All lines below must be repeated exactly, with the pictures omitted.

• [Dataset rows]:
========================================

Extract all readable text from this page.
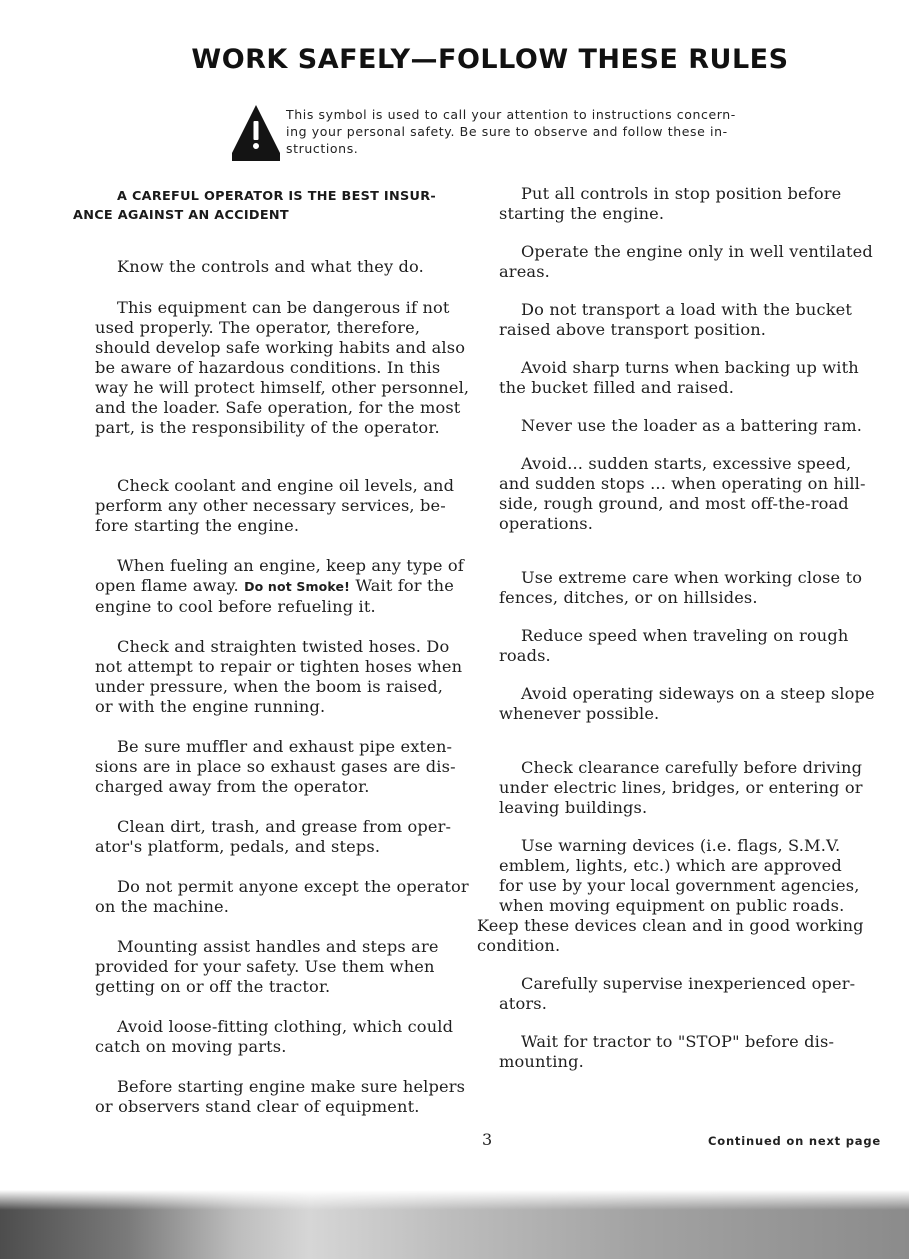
WORK SAFELY—FOLLOW THESE RULES
This symbol is used to call your attention to instructions concern-
ing your personal safety. Be sure to observe and follow these in-
structions.

A CAREFUL OPERATOR IS THE BEST INSUR-
ANCE AGAINST AN ACCIDENT

Know the controls and what they do.

This equipment can be dangerous if not
used properly. The operator, therefore,
should develop safe working habits and also
be aware of hazardous conditions. In this
way he will protect himself, other personnel,
and the loader. Safe operation, for the most
part, is the responsibility of the operator.

Check coolant and engine oil levels, and
perform any other necessary services, be-
fore starting the engine.

When fueling an engine, keep any type of
open flame away. Do not Smoke! Wait for the
engine to cool before refueling it.

Check and straighten twisted hoses. Do
not attempt to repair or tighten hoses when
under pressure, when the boom is raised,
or with the engine running.

Be sure muffler and exhaust pipe exten-
sions are in place so exhaust gases are dis-
charged away from the operator.

Clean dirt, trash, and grease from oper-
ator's platform, pedals, and steps.

Do not permit anyone except the operator
on the machine.

Mounting assist handles and steps are
provided for your safety. Use them when
getting on or off the tractor.

Avoid loose-fitting clothing, which could
catch on moving parts.

Before starting engine make sure helpers
or observers stand clear of equipment.

Put all controls in stop position before
starting the engine.

Operate the engine only in well ventilated
areas.

Do not transport a load with the bucket
raised above transport position.

Avoid sharp turns when backing up with
the bucket filled and raised.

Never use the loader as a battering ram.

Avoid... sudden starts, excessive speed,
and sudden stops ... when operating on hill-
side, rough ground, and most off-the-road
operations.

Use extreme care when working close to
fences, ditches, or on hillsides.

Reduce speed when traveling on rough
roads.

Avoid operating sideways on a steep slope
whenever possible.

Check clearance carefully before driving
under electric lines, bridges, or entering or
leaving buildings.

Use warning devices (i.e. flags, S.M.V.
emblem, lights, etc.) which are approved
for use by your local government agencies,
when moving equipment on public roads.
Keep these devices clean and in good working
condition.

Carefully supervise inexperienced oper-
ators.

Wait for tractor to "STOP" before dis-
mounting.

Continued on next page
3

========================================

• [Solution for this exercise]:
Extract all readable text from this page.
WORK SAFELY—FOLLOW THESE RULES
This symbol is used to call your attention to instructions concern-
ing your personal safety. Be sure to observe and follow these in-
structions.

A CAREFUL OPERATOR IS THE BEST INSUR-
ANCE AGAINST AN ACCIDENT

Know the controls and what they do.

This equipment can be dangerous if not
used properly. The operator, therefore,
should develop safe working habits and also
be aware of hazardous conditions. In this
way he will protect himself, other personnel,
and the loader. Safe operation, for the most
part, is the responsibility of the operator.

Check coolant and engine oil levels, and
perform any other necessary services, be-
fore starting the engine.

When fueling an engine, keep any type of
open flame away. Do not Smoke! Wait for the
engine to cool before refueling it.

Check and straighten twisted hoses. Do
not attempt to repair or tighten hoses when
under pressure, when the boom is raised,
or with the engine running.

Be sure muffler and exhaust pipe exten-
sions are in place so exhaust gases are dis-
charged away from the operator.

Clean dirt, trash, and grease from oper-
ator's platform, pedals, and steps.

Do not permit anyone except the operator
on the machine.

Mounting assist handles and steps are
provided for your safety. Use them when
getting on or off the tractor.

Avoid loose-fitting clothing, which could
catch on moving parts.

Before starting engine make sure helpers
or observers stand clear of equipment.

Put all controls in stop position before
starting the engine.

Operate the engine only in well ventilated
areas.

Do not transport a load with the bucket
raised above transport position.

Avoid sharp turns when backing up with
the bucket filled and raised.

Never use the loader as a battering ram.

Avoid... sudden starts, excessive speed,
and sudden stops ... when operating on hill-
side, rough ground, and most off-the-road
operations.

Use extreme care when working close to
fences, ditches, or on hillsides.

Reduce speed when traveling on rough
roads.

Avoid operating sideways on a steep slope
whenever possible.

Check clearance carefully before driving
under electric lines, bridges, or entering or
leaving buildings.

Use warning devices (i.e. flags, S.M.V.
emblem, lights, etc.) which are approved
for use by your local government agencies,
when moving equipment on public roads.
Keep these devices clean and in good working
condition.

Carefully supervise inexperienced oper-
ators.

Wait for tractor to "STOP" before dis-
mounting.

Continued on next page
3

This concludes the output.